--- Task details ---
State how many lines in these records contain the word "JSON", and nothing else.

--- Dataset ---
↓↓↓

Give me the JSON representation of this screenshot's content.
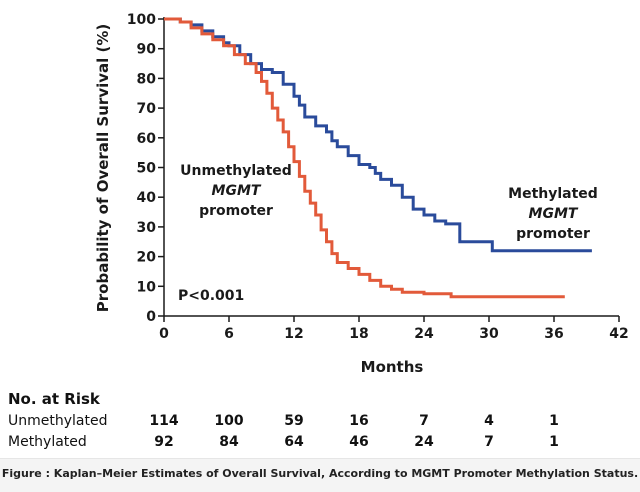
{
  "chart_data": {
    "type": "line",
    "title": "",
    "xlabel": "Months",
    "ylabel": "Probability of Overall Survival (%)",
    "xlim": [
      0,
      42
    ],
    "ylim": [
      0,
      100
    ],
    "x_ticks": [
      0,
      6,
      12,
      18,
      24,
      30,
      36,
      42
    ],
    "y_ticks": [
      0,
      10,
      20,
      30,
      40,
      50,
      60,
      70,
      80,
      90,
      100
    ],
    "grid": false,
    "series": [
      {
        "name": "Methylated MGMT promoter",
        "color": "#2a4b9b",
        "step": true,
        "points": [
          [
            0,
            100
          ],
          [
            1,
            100
          ],
          [
            1.5,
            99
          ],
          [
            2.5,
            98
          ],
          [
            3.5,
            96
          ],
          [
            4.5,
            94
          ],
          [
            5.5,
            92
          ],
          [
            6,
            91
          ],
          [
            7,
            88
          ],
          [
            8,
            85
          ],
          [
            9,
            83
          ],
          [
            10,
            82
          ],
          [
            11,
            78
          ],
          [
            12,
            74
          ],
          [
            12.5,
            71
          ],
          [
            13,
            67
          ],
          [
            14,
            64
          ],
          [
            15,
            62
          ],
          [
            15.5,
            59
          ],
          [
            16,
            57
          ],
          [
            17,
            54
          ],
          [
            18,
            51
          ],
          [
            19,
            50
          ],
          [
            19.5,
            48
          ],
          [
            20,
            46
          ],
          [
            21,
            44
          ],
          [
            22,
            40
          ],
          [
            23,
            36
          ],
          [
            24,
            34
          ],
          [
            25,
            32
          ],
          [
            26,
            31
          ],
          [
            27,
            31
          ],
          [
            27.3,
            25
          ],
          [
            30,
            25
          ],
          [
            30.3,
            22
          ],
          [
            39.5,
            22
          ]
        ]
      },
      {
        "name": "Unmethylated MGMT promoter",
        "color": "#e25a3a",
        "step": true,
        "points": [
          [
            0,
            100
          ],
          [
            1.5,
            99
          ],
          [
            2.5,
            97
          ],
          [
            3.5,
            95
          ],
          [
            4.5,
            93
          ],
          [
            5.5,
            91
          ],
          [
            6.5,
            88
          ],
          [
            7.5,
            85
          ],
          [
            8.5,
            82
          ],
          [
            9,
            79
          ],
          [
            9.5,
            75
          ],
          [
            10,
            70
          ],
          [
            10.5,
            66
          ],
          [
            11,
            62
          ],
          [
            11.5,
            57
          ],
          [
            12,
            52
          ],
          [
            12.5,
            47
          ],
          [
            13,
            42
          ],
          [
            13.5,
            38
          ],
          [
            14,
            34
          ],
          [
            14.5,
            29
          ],
          [
            15,
            25
          ],
          [
            15.5,
            21
          ],
          [
            16,
            18
          ],
          [
            17,
            16
          ],
          [
            18,
            14
          ],
          [
            19,
            12
          ],
          [
            20,
            10
          ],
          [
            21,
            9
          ],
          [
            22,
            8
          ],
          [
            24,
            7.5
          ],
          [
            26,
            7.5
          ],
          [
            26.5,
            6.5
          ],
          [
            37,
            6.5
          ]
        ]
      }
    ],
    "annotations": {
      "unmethylated": [
        "Unmethylated",
        "MGMT",
        "promoter"
      ],
      "methylated": [
        "Methylated",
        "MGMT",
        "promoter"
      ],
      "p_value": "P<0.001"
    }
  },
  "risk_table": {
    "title": "No. at Risk",
    "times": [
      0,
      6,
      12,
      18,
      24,
      30,
      36
    ],
    "rows": [
      {
        "label": "Unmethylated",
        "values": [
          "114",
          "100",
          "59",
          "16",
          "7",
          "4",
          "1"
        ]
      },
      {
        "label": "Methylated",
        "values": [
          "92",
          "84",
          "64",
          "46",
          "24",
          "7",
          "1"
        ]
      }
    ]
  },
  "caption": "Figure : Kaplan–Meier Estimates of Overall Survival, According to MGMT Promoter Methylation Status."
}
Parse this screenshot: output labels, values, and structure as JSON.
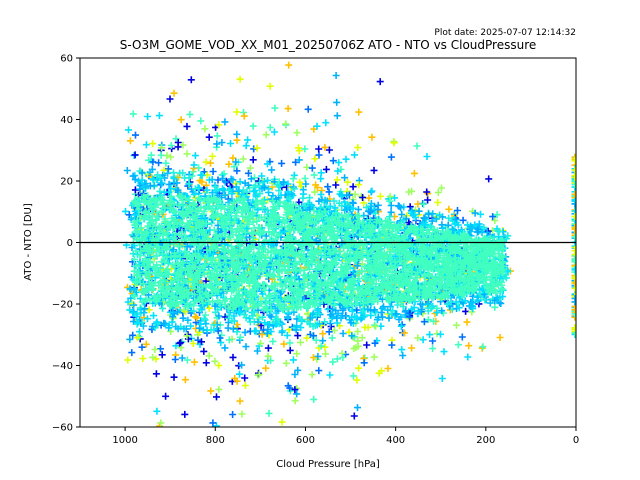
{
  "chart_data": {
    "type": "scatter",
    "title": "S-O3M_GOME_VOD_XX_M01_20250706Z ATO - NTO vs CloudPressure",
    "subtitle": "Plot date: 2025-07-07 12:14:32",
    "xlabel": "Cloud Pressure [hPa]",
    "ylabel": "ATO - NTO [DU]",
    "xlim": [
      1100,
      0
    ],
    "ylim": [
      -60,
      60
    ],
    "x_ticks": [
      1000,
      800,
      600,
      400,
      200,
      0
    ],
    "y_ticks": [
      -60,
      -40,
      -20,
      0,
      20,
      40,
      60
    ],
    "x_tick_labels": [
      "1000",
      "800",
      "600",
      "400",
      "200",
      "0"
    ],
    "y_tick_labels": [
      "−60",
      "−40",
      "−20",
      "0",
      "20",
      "40",
      "60"
    ],
    "reference_line_y": 0,
    "marker": "plus",
    "grid": false,
    "colors": [
      "#0000e0",
      "#0070ff",
      "#00b0ff",
      "#00e0ff",
      "#40ffc0",
      "#a0ff60",
      "#e0ff00",
      "#ffc000"
    ],
    "point_cloud": {
      "main": {
        "x_range": [
          150,
          990
        ],
        "y_center_at_1000": -2,
        "y_center_at_150": -8,
        "y_spread": 30
      },
      "outliers": {
        "y_min": -60,
        "y_max": 58
      },
      "column_at_zero": {
        "x": 0,
        "y_range": [
          -30,
          28
        ]
      }
    }
  }
}
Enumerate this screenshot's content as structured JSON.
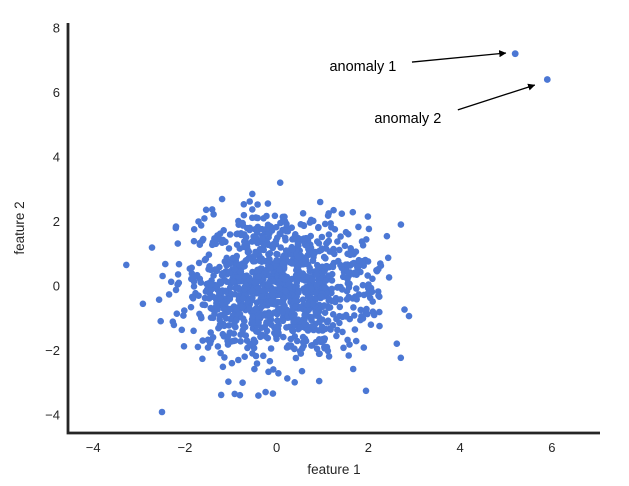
{
  "figure": {
    "background": "#ffffff"
  },
  "chart_data": {
    "type": "scatter",
    "title": "",
    "xlabel": "feature 1",
    "ylabel": "feature 2",
    "xticks": [
      -4,
      -2,
      0,
      2,
      4,
      6
    ],
    "yticks": [
      -4,
      -2,
      0,
      2,
      4,
      6,
      8
    ],
    "xlim": [
      -4.55,
      7.05
    ],
    "ylim": [
      -4.55,
      8.15
    ],
    "grid": false,
    "legend": null,
    "marker_color": "#4b77d4",
    "axis_color": "#262626",
    "text_color": "#262626",
    "cluster": {
      "description": "Dense Gaussian blob of normal (inlier) points centered at the origin",
      "n": 1200,
      "mean": [
        0,
        0
      ],
      "std": [
        1.0,
        1.08
      ],
      "seed": 42,
      "x_range": [
        -3.3,
        3.2
      ],
      "y_range": [
        -3.5,
        3.5
      ],
      "extra_points": [
        [
          -2.5,
          -3.9
        ]
      ]
    },
    "anomalies": [
      {
        "label": "anomaly 1",
        "x": 5.2,
        "y": 7.2,
        "label_x": 1.88,
        "label_y": 6.82,
        "arrow": {
          "x1": 2.95,
          "y1": 6.94,
          "x2": 5.0,
          "y2": 7.22
        }
      },
      {
        "label": "anomaly 2",
        "x": 5.9,
        "y": 6.4,
        "label_x": 2.86,
        "label_y": 5.21,
        "arrow": {
          "x1": 3.95,
          "y1": 5.46,
          "x2": 5.63,
          "y2": 6.23
        }
      }
    ]
  }
}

↑↑↑

--- Problem solution ---
3